Transcribe the records below in full; pictures stay out of the copy.

## DATA IN THIS EXERCISE
## BEGIN
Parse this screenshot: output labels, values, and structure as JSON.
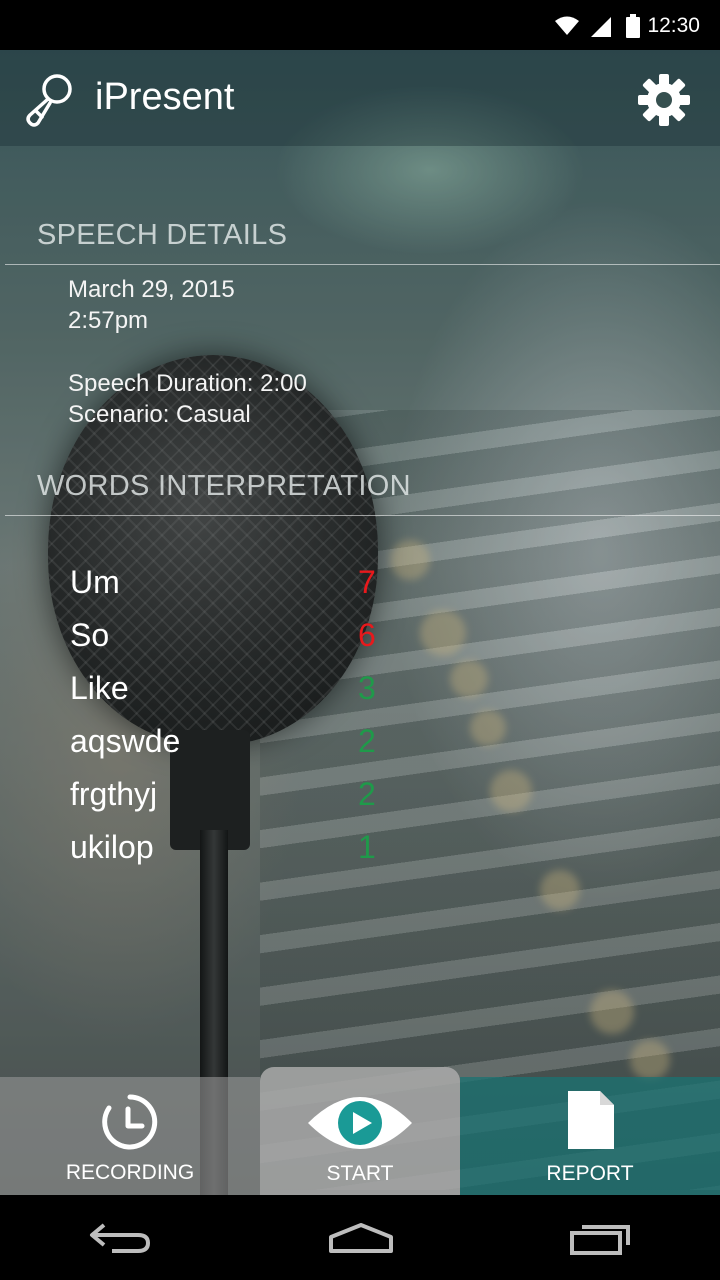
{
  "status_bar": {
    "time": "12:30"
  },
  "app_bar": {
    "title": "iPresent"
  },
  "speech_details": {
    "heading": "SPEECH DETAILS",
    "date": "March 29, 2015",
    "time": "2:57pm",
    "duration": "Speech Duration: 2:00",
    "scenario": "Scenario: Casual"
  },
  "words_interpretation": {
    "heading": "WORDS INTERPRETATION",
    "rows": [
      {
        "word": "Um",
        "count": "7",
        "color": "#e8191c"
      },
      {
        "word": "So",
        "count": "6",
        "color": "#e8191c"
      },
      {
        "word": "Like",
        "count": "3",
        "color": "#1f9a4a"
      },
      {
        "word": "aqswde",
        "count": "2",
        "color": "#1f9a4a"
      },
      {
        "word": "frgthyj",
        "count": "2",
        "color": "#1f9a4a"
      },
      {
        "word": "ukilop",
        "count": "1",
        "color": "#1f9a4a"
      }
    ]
  },
  "tabs": {
    "recording": "RECORDING",
    "start": "START",
    "report": "REPORT",
    "accent_color": "#1a9a96"
  },
  "icons": {
    "app_logo": "microphone-outline-icon",
    "settings": "gear-icon",
    "recording": "clock-icon",
    "start": "eye-play-icon",
    "report": "document-icon",
    "nav_back": "back-icon",
    "nav_home": "home-icon",
    "nav_recents": "recents-icon"
  }
}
## END
## RESPONSE TO THIS EXERCISE
Parse this screenshot: output labels, values, and structure as JSON.
{
  "status_bar": {
    "time": "12:30"
  },
  "app_bar": {
    "title": "iPresent"
  },
  "speech_details": {
    "heading": "SPEECH DETAILS",
    "date": "March 29, 2015",
    "time": "2:57pm",
    "duration": "Speech Duration: 2:00",
    "scenario": "Scenario: Casual"
  },
  "words_interpretation": {
    "heading": "WORDS INTERPRETATION",
    "rows": [
      {
        "word": "Um",
        "count": "7",
        "color": "#e8191c"
      },
      {
        "word": "So",
        "count": "6",
        "color": "#e8191c"
      },
      {
        "word": "Like",
        "count": "3",
        "color": "#1f9a4a"
      },
      {
        "word": "aqswde",
        "count": "2",
        "color": "#1f9a4a"
      },
      {
        "word": "frgthyj",
        "count": "2",
        "color": "#1f9a4a"
      },
      {
        "word": "ukilop",
        "count": "1",
        "color": "#1f9a4a"
      }
    ]
  },
  "tabs": {
    "recording": "RECORDING",
    "start": "START",
    "report": "REPORT",
    "accent_color": "#1a9a96"
  },
  "icons": {
    "app_logo": "microphone-outline-icon",
    "settings": "gear-icon",
    "recording": "clock-icon",
    "start": "eye-play-icon",
    "report": "document-icon",
    "nav_back": "back-icon",
    "nav_home": "home-icon",
    "nav_recents": "recents-icon"
  }
}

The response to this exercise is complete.